**Collection entries**:
————————
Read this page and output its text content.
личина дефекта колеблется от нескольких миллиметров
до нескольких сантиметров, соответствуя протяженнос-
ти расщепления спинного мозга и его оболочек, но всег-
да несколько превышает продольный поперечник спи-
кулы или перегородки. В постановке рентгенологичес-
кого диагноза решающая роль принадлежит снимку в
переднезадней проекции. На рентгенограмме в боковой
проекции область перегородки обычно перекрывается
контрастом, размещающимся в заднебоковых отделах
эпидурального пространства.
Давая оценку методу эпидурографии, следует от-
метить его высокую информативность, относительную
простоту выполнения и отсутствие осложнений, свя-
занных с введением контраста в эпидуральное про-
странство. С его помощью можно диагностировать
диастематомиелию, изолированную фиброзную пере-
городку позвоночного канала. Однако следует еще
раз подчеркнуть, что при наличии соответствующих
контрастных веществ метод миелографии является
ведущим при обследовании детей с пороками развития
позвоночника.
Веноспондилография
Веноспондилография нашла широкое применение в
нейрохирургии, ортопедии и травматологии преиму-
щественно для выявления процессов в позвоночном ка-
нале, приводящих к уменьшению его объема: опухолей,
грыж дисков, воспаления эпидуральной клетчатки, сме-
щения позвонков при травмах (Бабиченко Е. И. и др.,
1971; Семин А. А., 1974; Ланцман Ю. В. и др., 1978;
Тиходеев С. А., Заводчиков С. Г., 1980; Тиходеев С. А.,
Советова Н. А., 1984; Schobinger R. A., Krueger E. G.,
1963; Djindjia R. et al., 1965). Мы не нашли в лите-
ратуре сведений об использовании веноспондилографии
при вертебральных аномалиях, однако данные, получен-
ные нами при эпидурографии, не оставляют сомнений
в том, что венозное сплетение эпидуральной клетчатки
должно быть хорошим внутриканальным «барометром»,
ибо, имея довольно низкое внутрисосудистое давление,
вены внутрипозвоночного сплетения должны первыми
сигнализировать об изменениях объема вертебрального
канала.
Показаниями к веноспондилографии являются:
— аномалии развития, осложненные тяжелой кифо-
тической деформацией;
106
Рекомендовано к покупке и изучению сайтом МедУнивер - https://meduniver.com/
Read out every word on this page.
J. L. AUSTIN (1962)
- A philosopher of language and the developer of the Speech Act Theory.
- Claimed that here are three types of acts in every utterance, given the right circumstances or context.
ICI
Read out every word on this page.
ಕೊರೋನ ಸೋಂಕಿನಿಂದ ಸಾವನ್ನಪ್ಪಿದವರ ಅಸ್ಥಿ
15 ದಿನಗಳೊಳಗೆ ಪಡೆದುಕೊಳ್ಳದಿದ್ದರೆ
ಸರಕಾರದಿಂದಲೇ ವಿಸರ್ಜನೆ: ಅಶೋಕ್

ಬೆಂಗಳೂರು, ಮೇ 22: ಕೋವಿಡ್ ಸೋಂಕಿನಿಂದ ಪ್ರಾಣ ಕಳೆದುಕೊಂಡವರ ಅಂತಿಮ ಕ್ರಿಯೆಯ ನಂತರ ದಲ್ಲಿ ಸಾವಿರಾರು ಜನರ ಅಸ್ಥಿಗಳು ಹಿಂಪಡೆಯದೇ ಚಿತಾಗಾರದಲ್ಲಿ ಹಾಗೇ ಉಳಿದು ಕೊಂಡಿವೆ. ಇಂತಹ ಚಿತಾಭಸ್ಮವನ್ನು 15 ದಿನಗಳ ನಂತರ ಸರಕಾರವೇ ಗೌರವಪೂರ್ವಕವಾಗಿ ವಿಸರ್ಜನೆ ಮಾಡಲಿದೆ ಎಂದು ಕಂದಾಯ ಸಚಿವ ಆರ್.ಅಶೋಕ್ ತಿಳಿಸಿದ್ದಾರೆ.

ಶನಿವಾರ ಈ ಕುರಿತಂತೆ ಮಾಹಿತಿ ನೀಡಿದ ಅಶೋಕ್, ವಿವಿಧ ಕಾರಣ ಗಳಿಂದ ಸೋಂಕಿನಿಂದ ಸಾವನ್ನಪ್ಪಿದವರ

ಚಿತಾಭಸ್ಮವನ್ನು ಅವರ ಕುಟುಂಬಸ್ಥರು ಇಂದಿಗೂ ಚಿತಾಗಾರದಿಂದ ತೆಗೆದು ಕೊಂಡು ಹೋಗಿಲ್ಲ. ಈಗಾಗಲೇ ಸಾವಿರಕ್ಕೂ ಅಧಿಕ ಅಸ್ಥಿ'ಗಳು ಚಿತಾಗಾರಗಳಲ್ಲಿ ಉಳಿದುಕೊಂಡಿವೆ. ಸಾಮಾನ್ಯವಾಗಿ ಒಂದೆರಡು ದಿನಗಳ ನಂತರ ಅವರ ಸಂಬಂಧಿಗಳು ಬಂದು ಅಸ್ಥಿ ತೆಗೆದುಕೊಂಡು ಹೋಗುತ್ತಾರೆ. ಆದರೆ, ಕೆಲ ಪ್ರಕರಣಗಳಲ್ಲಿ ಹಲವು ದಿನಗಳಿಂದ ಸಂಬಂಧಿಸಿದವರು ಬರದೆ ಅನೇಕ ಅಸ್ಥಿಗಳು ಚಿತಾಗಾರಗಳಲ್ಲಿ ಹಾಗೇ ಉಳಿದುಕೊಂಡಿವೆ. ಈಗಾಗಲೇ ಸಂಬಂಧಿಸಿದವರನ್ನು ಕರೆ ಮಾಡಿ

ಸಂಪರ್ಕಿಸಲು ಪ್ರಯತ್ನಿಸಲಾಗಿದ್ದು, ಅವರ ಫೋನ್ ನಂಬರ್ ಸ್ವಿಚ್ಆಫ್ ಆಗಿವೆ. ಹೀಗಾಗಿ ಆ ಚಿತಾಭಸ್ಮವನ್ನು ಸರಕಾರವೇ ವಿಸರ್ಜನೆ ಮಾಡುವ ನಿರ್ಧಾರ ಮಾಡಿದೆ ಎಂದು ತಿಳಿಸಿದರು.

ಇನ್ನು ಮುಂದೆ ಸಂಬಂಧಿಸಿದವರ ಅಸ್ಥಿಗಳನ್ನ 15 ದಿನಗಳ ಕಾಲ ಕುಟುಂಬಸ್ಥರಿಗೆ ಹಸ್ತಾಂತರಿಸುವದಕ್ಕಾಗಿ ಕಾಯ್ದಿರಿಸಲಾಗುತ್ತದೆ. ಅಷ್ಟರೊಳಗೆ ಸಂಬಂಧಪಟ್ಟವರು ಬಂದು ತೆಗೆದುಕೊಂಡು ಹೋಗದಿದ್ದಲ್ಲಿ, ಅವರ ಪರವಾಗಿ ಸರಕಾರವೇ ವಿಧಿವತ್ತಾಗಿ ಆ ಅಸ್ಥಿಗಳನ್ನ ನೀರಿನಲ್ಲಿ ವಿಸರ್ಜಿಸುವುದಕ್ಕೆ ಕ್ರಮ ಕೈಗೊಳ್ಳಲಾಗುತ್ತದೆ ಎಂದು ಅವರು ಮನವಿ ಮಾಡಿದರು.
————————
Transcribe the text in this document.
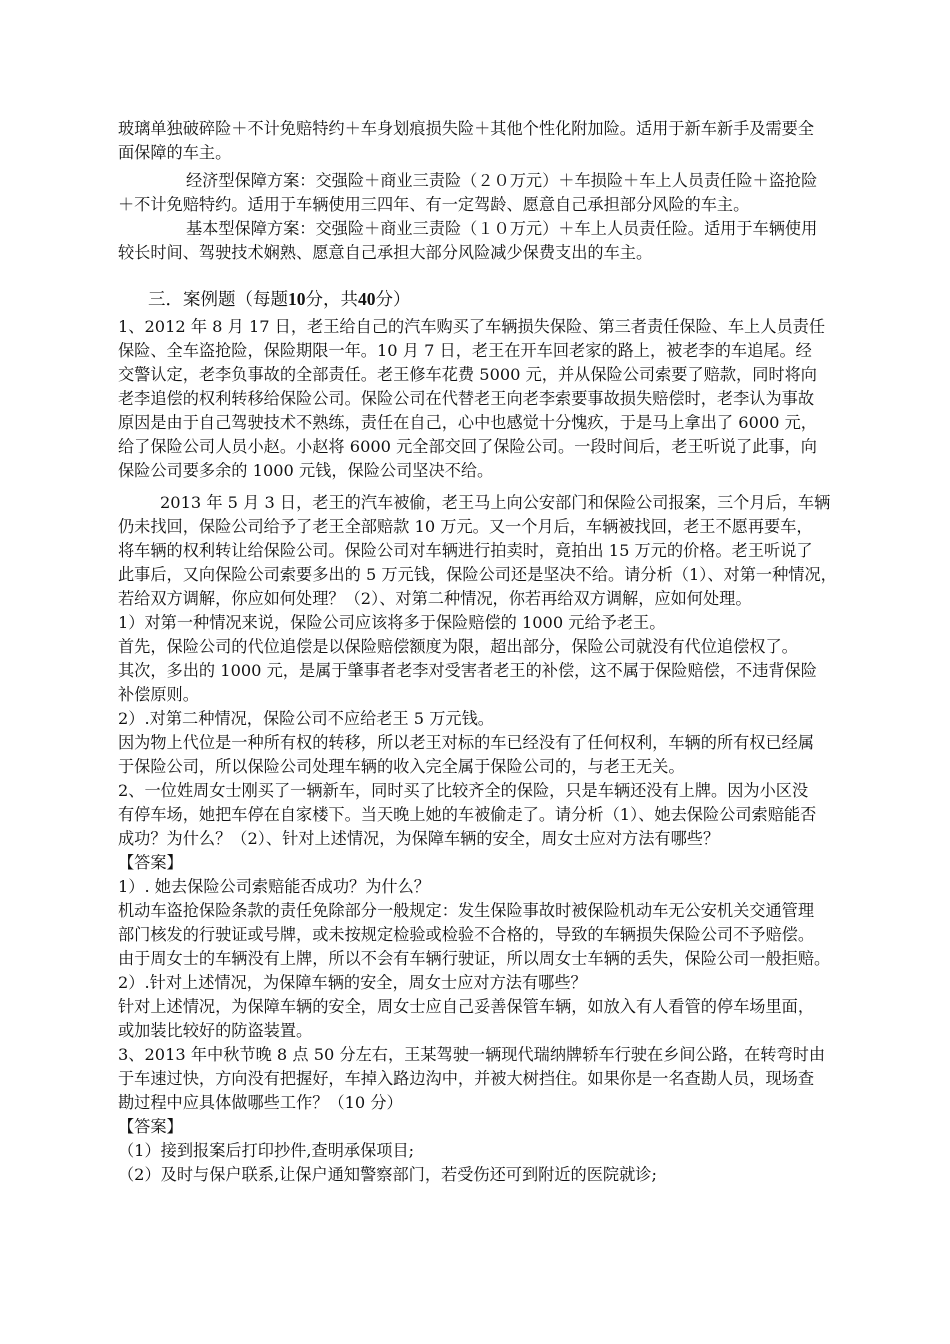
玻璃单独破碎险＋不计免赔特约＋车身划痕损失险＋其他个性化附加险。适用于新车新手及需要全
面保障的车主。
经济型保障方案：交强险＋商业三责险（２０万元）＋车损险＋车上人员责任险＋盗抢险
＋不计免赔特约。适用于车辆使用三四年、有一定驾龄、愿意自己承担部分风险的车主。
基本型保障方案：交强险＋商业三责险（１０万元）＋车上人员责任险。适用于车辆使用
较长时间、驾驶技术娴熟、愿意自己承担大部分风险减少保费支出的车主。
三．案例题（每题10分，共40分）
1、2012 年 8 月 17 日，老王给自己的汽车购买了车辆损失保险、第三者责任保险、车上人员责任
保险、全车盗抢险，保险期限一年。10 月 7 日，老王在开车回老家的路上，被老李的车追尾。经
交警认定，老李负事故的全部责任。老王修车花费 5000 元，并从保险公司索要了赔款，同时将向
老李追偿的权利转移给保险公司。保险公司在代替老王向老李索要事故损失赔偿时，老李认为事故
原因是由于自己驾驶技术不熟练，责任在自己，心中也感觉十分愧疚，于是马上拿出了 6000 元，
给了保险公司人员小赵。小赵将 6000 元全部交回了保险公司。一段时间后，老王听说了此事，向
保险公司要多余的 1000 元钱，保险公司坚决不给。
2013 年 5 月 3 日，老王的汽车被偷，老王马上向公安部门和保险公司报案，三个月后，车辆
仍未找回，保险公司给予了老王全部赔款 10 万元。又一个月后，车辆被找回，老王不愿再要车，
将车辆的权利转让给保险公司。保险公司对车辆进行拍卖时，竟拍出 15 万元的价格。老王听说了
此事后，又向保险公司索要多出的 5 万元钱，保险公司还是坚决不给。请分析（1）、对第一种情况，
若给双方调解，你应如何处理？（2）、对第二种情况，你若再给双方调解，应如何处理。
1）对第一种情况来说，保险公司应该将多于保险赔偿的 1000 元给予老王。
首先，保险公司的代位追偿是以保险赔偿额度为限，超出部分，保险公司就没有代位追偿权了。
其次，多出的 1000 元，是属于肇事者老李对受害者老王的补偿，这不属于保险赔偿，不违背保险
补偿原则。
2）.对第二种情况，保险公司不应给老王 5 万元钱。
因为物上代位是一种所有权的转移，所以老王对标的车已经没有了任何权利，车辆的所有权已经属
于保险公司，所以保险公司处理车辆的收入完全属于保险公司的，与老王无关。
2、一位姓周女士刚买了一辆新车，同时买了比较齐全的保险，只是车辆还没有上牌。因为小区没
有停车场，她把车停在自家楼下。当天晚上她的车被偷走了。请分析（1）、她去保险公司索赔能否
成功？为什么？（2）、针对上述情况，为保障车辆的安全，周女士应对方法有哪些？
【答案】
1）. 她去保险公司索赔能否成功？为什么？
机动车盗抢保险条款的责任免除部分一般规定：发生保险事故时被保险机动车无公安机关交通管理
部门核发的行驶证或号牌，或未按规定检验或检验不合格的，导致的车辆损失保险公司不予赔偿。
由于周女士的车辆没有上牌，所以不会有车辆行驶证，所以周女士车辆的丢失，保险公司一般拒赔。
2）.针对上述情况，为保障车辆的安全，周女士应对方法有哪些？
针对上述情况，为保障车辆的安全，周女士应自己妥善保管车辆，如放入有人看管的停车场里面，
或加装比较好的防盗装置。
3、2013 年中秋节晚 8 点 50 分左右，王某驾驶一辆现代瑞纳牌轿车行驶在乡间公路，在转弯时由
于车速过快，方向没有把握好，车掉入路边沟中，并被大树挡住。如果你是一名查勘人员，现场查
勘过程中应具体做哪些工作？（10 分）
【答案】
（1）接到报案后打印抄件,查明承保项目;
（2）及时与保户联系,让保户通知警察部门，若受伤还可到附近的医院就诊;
————————
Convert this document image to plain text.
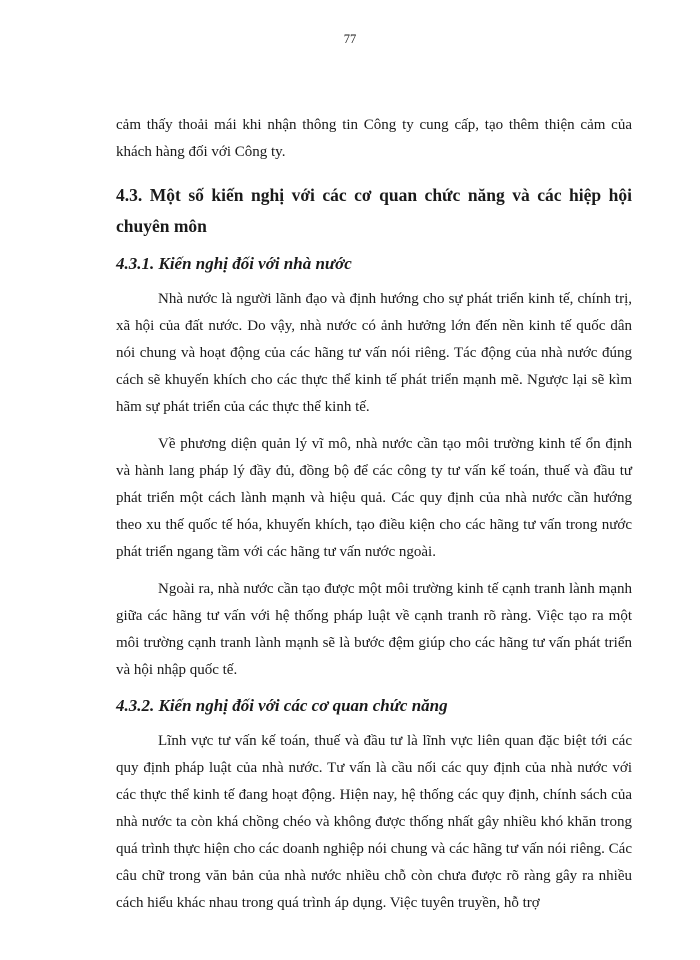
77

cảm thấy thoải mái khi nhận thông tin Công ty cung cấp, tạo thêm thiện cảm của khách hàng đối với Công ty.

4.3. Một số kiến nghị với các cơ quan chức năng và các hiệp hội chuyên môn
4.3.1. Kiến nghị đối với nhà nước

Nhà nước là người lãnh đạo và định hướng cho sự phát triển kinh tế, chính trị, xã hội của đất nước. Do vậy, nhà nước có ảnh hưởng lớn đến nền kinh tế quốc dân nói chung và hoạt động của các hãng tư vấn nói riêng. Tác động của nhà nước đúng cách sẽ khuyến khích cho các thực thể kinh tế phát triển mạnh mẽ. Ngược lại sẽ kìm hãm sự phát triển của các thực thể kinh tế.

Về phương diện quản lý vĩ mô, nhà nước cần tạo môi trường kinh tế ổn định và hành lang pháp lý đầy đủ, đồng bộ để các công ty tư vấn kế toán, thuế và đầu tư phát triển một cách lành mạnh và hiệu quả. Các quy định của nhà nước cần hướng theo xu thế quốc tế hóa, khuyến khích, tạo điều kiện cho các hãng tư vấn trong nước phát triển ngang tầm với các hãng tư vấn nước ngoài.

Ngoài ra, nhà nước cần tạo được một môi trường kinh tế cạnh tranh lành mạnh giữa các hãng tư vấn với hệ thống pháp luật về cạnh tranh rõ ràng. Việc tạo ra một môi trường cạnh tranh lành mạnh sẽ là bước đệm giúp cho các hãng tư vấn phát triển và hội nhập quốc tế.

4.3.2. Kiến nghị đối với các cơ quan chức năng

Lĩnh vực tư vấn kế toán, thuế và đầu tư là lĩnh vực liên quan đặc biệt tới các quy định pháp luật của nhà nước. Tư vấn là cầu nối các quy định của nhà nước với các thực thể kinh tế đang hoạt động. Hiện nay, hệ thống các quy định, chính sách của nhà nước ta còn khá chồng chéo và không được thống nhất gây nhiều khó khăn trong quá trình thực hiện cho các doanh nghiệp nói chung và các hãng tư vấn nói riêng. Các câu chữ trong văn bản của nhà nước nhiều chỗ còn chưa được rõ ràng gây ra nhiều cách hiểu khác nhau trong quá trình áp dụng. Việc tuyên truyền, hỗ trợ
————————
**What you have to do**: Gather all the lines that include the word "nghị" and copy them out.

**Reply to the task**:
4.3. Một số kiến nghị với các cơ quan chức năng và các hiệp hội chuyên môn
4.3.1. Kiến nghị đối với nhà nước
4.3.2. Kiến nghị đối với các cơ quan chức năng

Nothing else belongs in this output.